▸ **REQUEST**
Copy out all the data, word for word.

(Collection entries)
— begin —
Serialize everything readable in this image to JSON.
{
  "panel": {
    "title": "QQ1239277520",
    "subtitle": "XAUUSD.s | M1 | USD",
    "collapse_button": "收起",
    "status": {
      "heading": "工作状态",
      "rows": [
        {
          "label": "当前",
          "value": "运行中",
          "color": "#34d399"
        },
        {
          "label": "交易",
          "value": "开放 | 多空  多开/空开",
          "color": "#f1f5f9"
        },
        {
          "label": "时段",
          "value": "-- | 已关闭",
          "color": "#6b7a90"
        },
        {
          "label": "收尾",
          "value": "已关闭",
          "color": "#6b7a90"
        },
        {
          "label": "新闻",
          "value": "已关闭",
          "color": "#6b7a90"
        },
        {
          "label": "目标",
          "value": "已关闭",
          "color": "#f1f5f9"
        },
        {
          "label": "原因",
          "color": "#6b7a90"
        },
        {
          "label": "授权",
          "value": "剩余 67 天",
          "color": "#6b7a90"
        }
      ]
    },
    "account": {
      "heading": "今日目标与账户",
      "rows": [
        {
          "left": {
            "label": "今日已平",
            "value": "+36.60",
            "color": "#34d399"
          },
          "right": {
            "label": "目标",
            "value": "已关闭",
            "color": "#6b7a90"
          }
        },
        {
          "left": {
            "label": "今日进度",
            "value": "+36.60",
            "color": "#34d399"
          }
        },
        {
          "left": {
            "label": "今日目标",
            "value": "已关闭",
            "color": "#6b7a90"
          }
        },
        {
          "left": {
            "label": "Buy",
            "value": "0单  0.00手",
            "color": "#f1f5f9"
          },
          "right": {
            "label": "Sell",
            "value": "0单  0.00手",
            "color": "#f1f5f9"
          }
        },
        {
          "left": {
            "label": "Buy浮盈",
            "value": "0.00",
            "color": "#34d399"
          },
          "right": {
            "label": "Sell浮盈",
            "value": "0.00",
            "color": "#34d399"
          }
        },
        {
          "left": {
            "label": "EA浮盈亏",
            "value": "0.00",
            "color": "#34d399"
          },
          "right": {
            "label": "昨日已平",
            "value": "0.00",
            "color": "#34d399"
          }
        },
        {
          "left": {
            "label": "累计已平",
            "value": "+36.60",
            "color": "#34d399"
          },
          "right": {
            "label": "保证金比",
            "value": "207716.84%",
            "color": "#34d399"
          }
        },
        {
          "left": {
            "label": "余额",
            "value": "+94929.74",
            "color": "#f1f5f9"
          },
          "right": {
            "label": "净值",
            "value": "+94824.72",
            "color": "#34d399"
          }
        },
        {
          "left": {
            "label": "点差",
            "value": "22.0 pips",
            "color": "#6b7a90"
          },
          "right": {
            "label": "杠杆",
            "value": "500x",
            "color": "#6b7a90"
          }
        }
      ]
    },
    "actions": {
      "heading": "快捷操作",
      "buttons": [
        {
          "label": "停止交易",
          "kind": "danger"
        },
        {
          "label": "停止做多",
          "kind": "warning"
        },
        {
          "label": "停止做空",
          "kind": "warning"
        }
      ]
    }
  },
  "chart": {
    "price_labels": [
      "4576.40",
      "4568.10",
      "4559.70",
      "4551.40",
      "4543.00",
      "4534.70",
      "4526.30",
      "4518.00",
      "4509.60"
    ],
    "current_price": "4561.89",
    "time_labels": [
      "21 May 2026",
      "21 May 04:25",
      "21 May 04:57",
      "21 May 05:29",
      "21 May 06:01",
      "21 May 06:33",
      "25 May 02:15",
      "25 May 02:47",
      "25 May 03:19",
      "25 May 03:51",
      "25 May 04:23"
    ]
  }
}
— end —
▸ **WRITTEN RESPONSE**
Serialize everything readable in this image to JSON.
{
  "panel": {
    "title": "QQ1239277520",
    "subtitle": "XAUUSD.s | M1 | USD",
    "collapse_button": "收起",
    "status": {
      "heading": "工作状态",
      "rows": [
        {
          "label": "当前",
          "value": "运行中",
          "color": "#34d399"
        },
        {
          "label": "交易",
          "value": "开放 | 多空  多开/空开",
          "color": "#f1f5f9"
        },
        {
          "label": "时段",
          "value": "-- | 已关闭",
          "color": "#6b7a90"
        },
        {
          "label": "收尾",
          "value": "已关闭",
          "color": "#6b7a90"
        },
        {
          "label": "新闻",
          "value": "已关闭",
          "color": "#6b7a90"
        },
        {
          "label": "目标",
          "value": "已关闭",
          "color": "#f1f5f9"
        },
        {
          "label": "原因",
          "color": "#6b7a90"
        },
        {
          "label": "授权",
          "value": "剩余 67 天",
          "color": "#6b7a90"
        }
      ]
    },
    "account": {
      "heading": "今日目标与账户",
      "rows": [
        {
          "left": {
            "label": "今日已平",
            "value": "+36.60",
            "color": "#34d399"
          },
          "right": {
            "label": "目标",
            "value": "已关闭",
            "color": "#6b7a90"
          }
        },
        {
          "left": {
            "label": "今日进度",
            "value": "+36.60",
            "color": "#34d399"
          }
        },
        {
          "left": {
            "label": "今日目标",
            "value": "已关闭",
            "color": "#6b7a90"
          }
        },
        {
          "left": {
            "label": "Buy",
            "value": "0单  0.00手",
            "color": "#f1f5f9"
          },
          "right": {
            "label": "Sell",
            "value": "0单  0.00手",
            "color": "#f1f5f9"
          }
        },
        {
          "left": {
            "label": "Buy浮盈",
            "value": "0.00",
            "color": "#34d399"
          },
          "right": {
            "label": "Sell浮盈",
            "value": "0.00",
            "color": "#34d399"
          }
        },
        {
          "left": {
            "label": "EA浮盈亏",
            "value": "0.00",
            "color": "#34d399"
          },
          "right": {
            "label": "昨日已平",
            "value": "0.00",
            "color": "#34d399"
          }
        },
        {
          "left": {
            "label": "累计已平",
            "value": "+36.60",
            "color": "#34d399"
          },
          "right": {
            "label": "保证金比",
            "value": "207716.84%",
            "color": "#34d399"
          }
        },
        {
          "left": {
            "label": "余额",
            "value": "+94929.74",
            "color": "#f1f5f9"
          },
          "right": {
            "label": "净值",
            "value": "+94824.72",
            "color": "#34d399"
          }
        },
        {
          "left": {
            "label": "点差",
            "value": "22.0 pips",
            "color": "#6b7a90"
          },
          "right": {
            "label": "杠杆",
            "value": "500x",
            "color": "#6b7a90"
          }
        }
      ]
    },
    "actions": {
      "heading": "快捷操作",
      "buttons": [
        {
          "label": "停止交易",
          "kind": "danger"
        },
        {
          "label": "停止做多",
          "kind": "warning"
        },
        {
          "label": "停止做空",
          "kind": "warning"
        }
      ]
    }
  },
  "chart": {
    "price_labels": [
      "4576.40",
      "4568.10",
      "4559.70",
      "4551.40",
      "4543.00",
      "4534.70",
      "4526.30",
      "4518.00",
      "4509.60"
    ],
    "current_price": "4561.89",
    "time_labels": [
      "21 May 2026",
      "21 May 04:25",
      "21 May 04:57",
      "21 May 05:29",
      "21 May 06:01",
      "21 May 06:33",
      "25 May 02:15",
      "25 May 02:47",
      "25 May 03:19",
      "25 May 03:51",
      "25 May 04:23"
    ]
  }
}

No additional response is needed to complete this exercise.